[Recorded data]
━━━━━━━━━━━━━━━━━━━━

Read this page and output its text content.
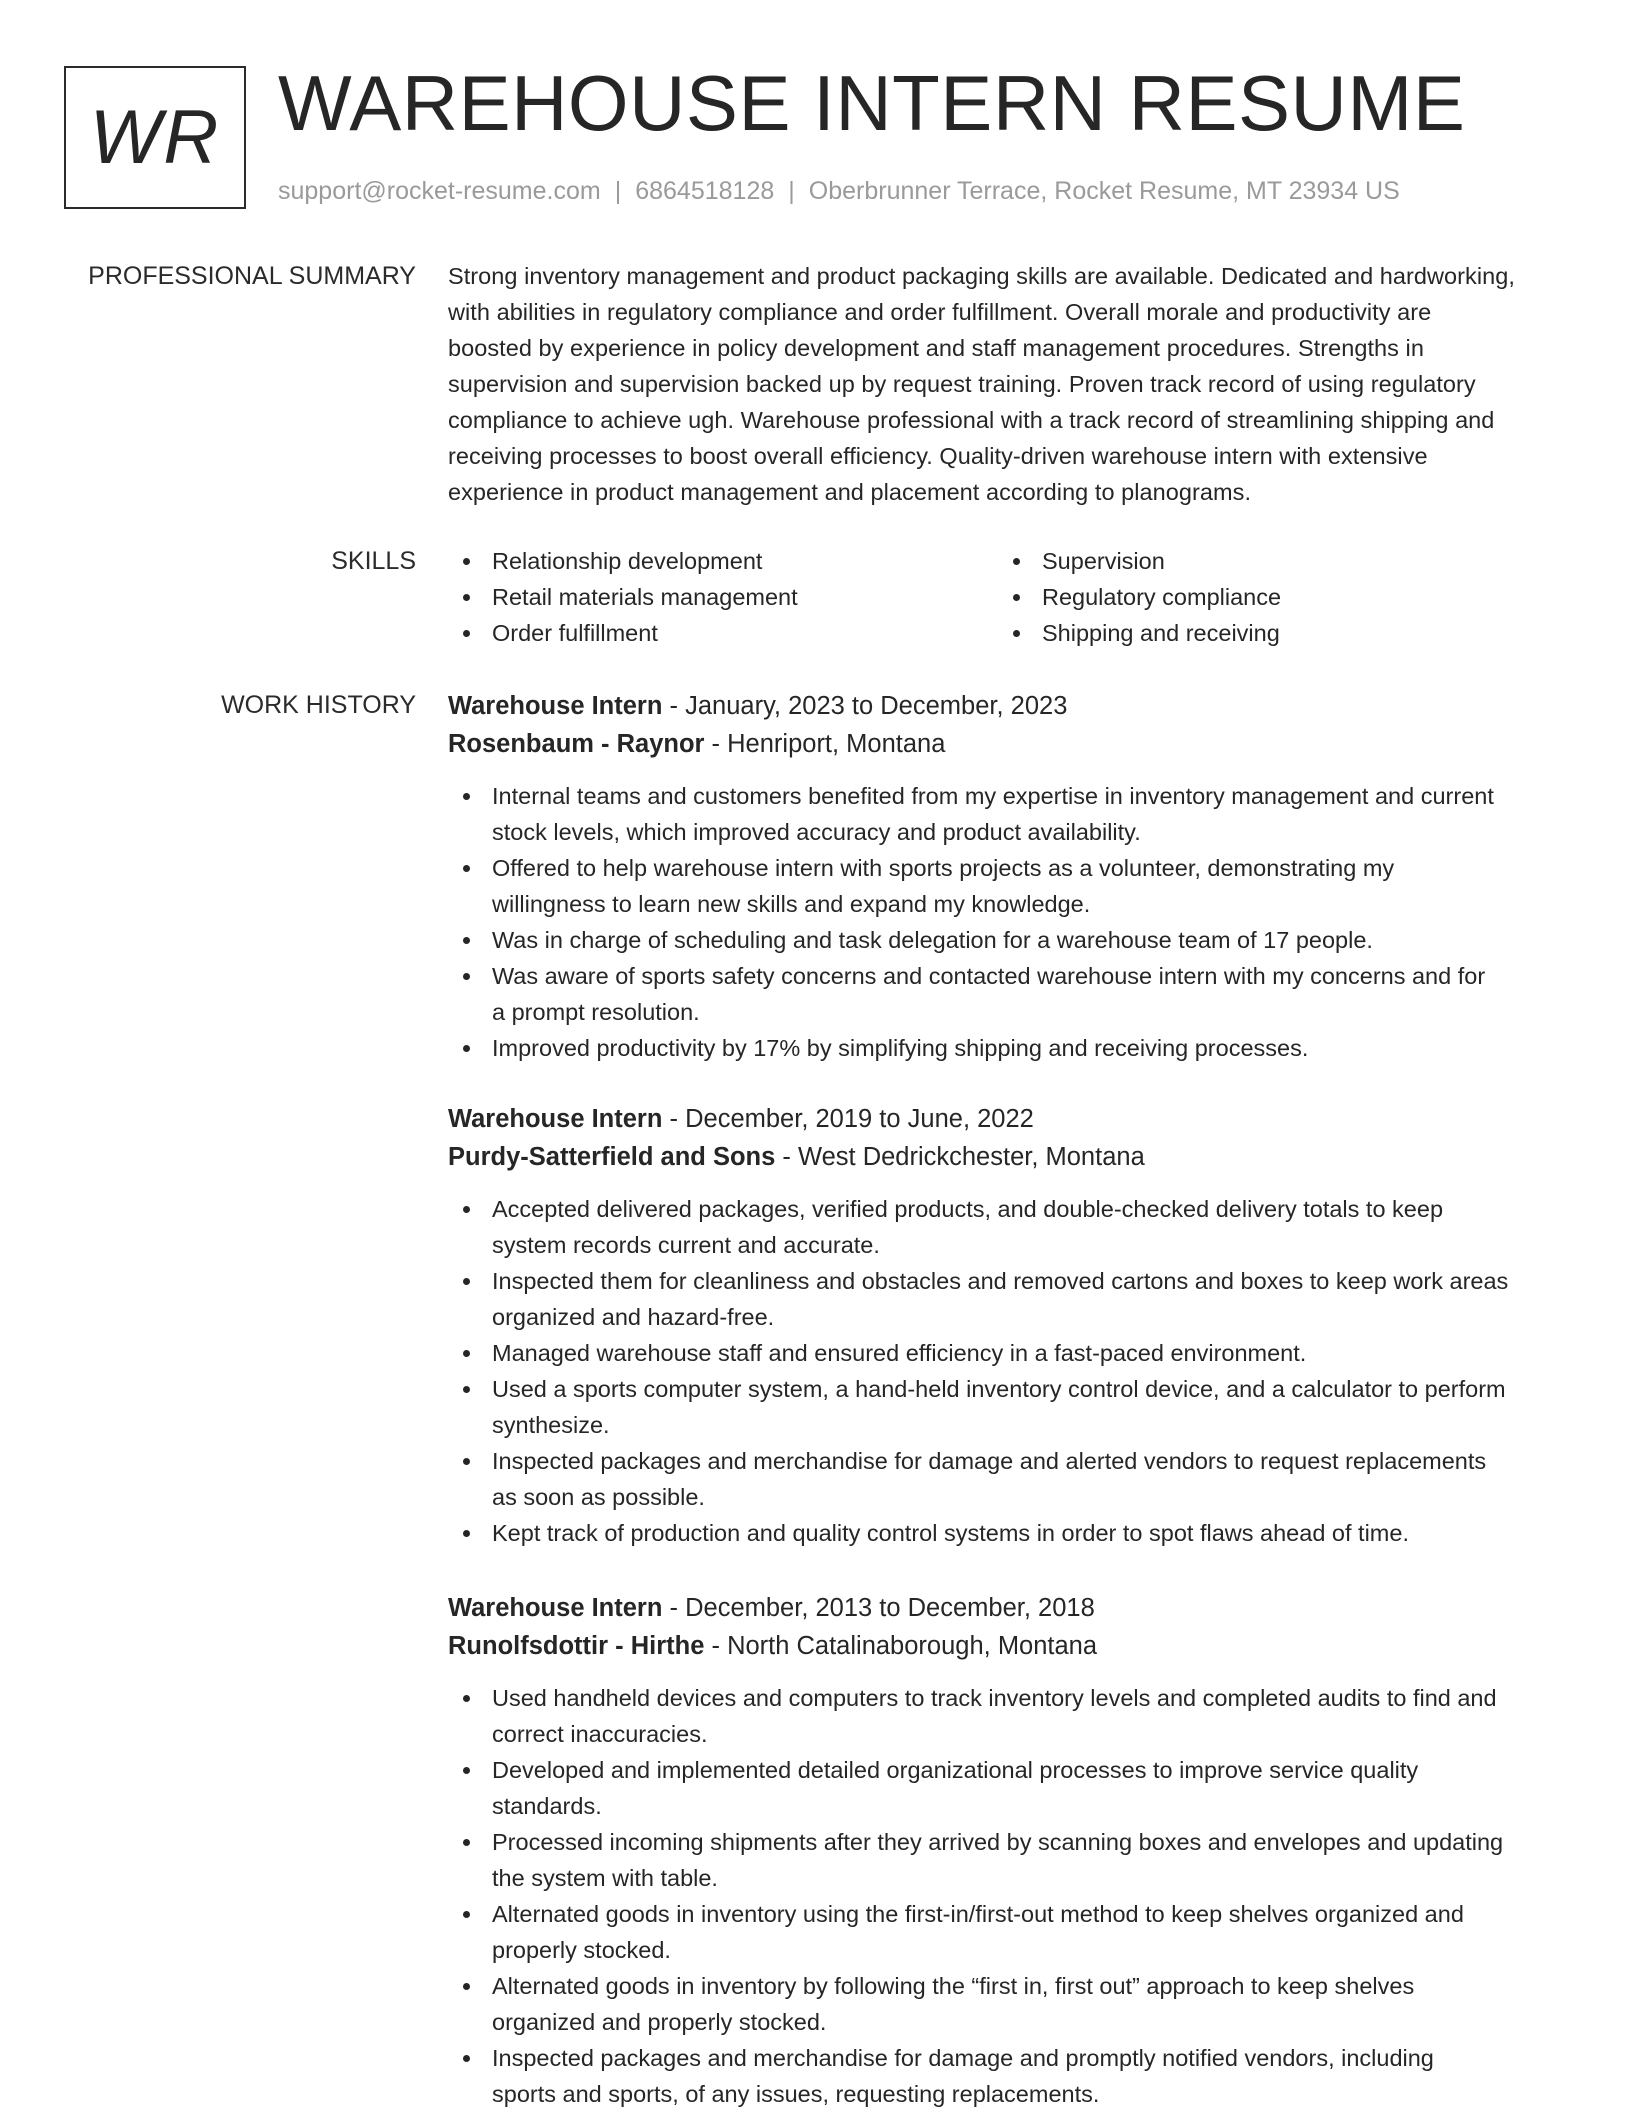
WR WAREHOUSE INTERN RESUME
support@rocket-resume.com | 6864518128 | Oberbrunner Terrace, Rocket Resume, MT 23934 US
PROFESSIONAL SUMMARY Strong inventory management and product packaging skills are available. Dedicated and hardworking,
with abilities in regulatory compliance and order fulfillment. Overall morale and productivity are
boosted by experience in policy development and staff management procedures. Strengths in
supervision and supervision backed up by request training. Proven track record of using regulatory
compliance to achieve ugh. Warehouse professional with a track record of streamlining shipping and
receiving processes to boost overall efficiency. Quality-driven warehouse intern with extensive
experience in product management and placement according to planograms.
SKILLS	Relationship development
Retail materials management
Order fulfillment
Supervision
Regulatory compliance
Shipping and receiving
WORK HISTORY Warehouse Intern - January, 2023 to December, 2023
Rosenbaum - Raynor - Henriport, Montana
Internal teams and customers benefited from my expertise in inventory management and current
stock levels, which improved accuracy and product availability.
Offered to help warehouse intern with sports projects as a volunteer, demonstrating my
willingness to learn new skills and expand my knowledge.
Was in charge of scheduling and task delegation for a warehouse team of 17 people.
Was aware of sports safety concerns and contacted warehouse intern with my concerns and for
a prompt resolution.
Improved productivity by 17% by simplifying shipping and receiving processes.
Warehouse Intern - December, 2019 to June, 2022
Purdy-Satterfield and Sons - West Dedrickchester, Montana
Accepted delivered packages, verified products, and double-checked delivery totals to keep
system records current and accurate.
Inspected them for cleanliness and obstacles and removed cartons and boxes to keep work areas
organized and hazard-free.
Managed warehouse staff and ensured efficiency in a fast-paced environment.
Used a sports computer system, a hand-held inventory control device, and a calculator to perform
synthesize.
Inspected packages and merchandise for damage and alerted vendors to request replacements
as soon as possible.
Kept track of production and quality control systems in order to spot flaws ahead of time.
Warehouse Intern - December, 2013 to December, 2018
Runolfsdottir - Hirthe - North Catalinaborough, Montana
Used handheld devices and computers to track inventory levels and completed audits to find and
correct inaccuracies.
Developed and implemented detailed organizational processes to improve service quality
standards.
Processed incoming shipments after they arrived by scanning boxes and envelopes and updating
the system with table.
Alternated goods in inventory using the first-in/first-out method to keep shelves organized and
properly stocked.
Alternated goods in inventory by following the “first in, first out” approach to keep shelves
organized and properly stocked.
Inspected packages and merchandise for damage and promptly notified vendors, including
sports and sports, of any issues, requesting replacements.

━━━━━━━━━━━━━━━━━━━━

- _Directions for this task_:
Go through the material line by line. Show each line that contains the string "packages".

- _The solution_:
Accepted delivered packages, verified products, and double-checked delivery totals to keep
Inspected packages and merchandise for damage and alerted vendors to request replacements
Inspected packages and merchandise for damage and promptly notified vendors, including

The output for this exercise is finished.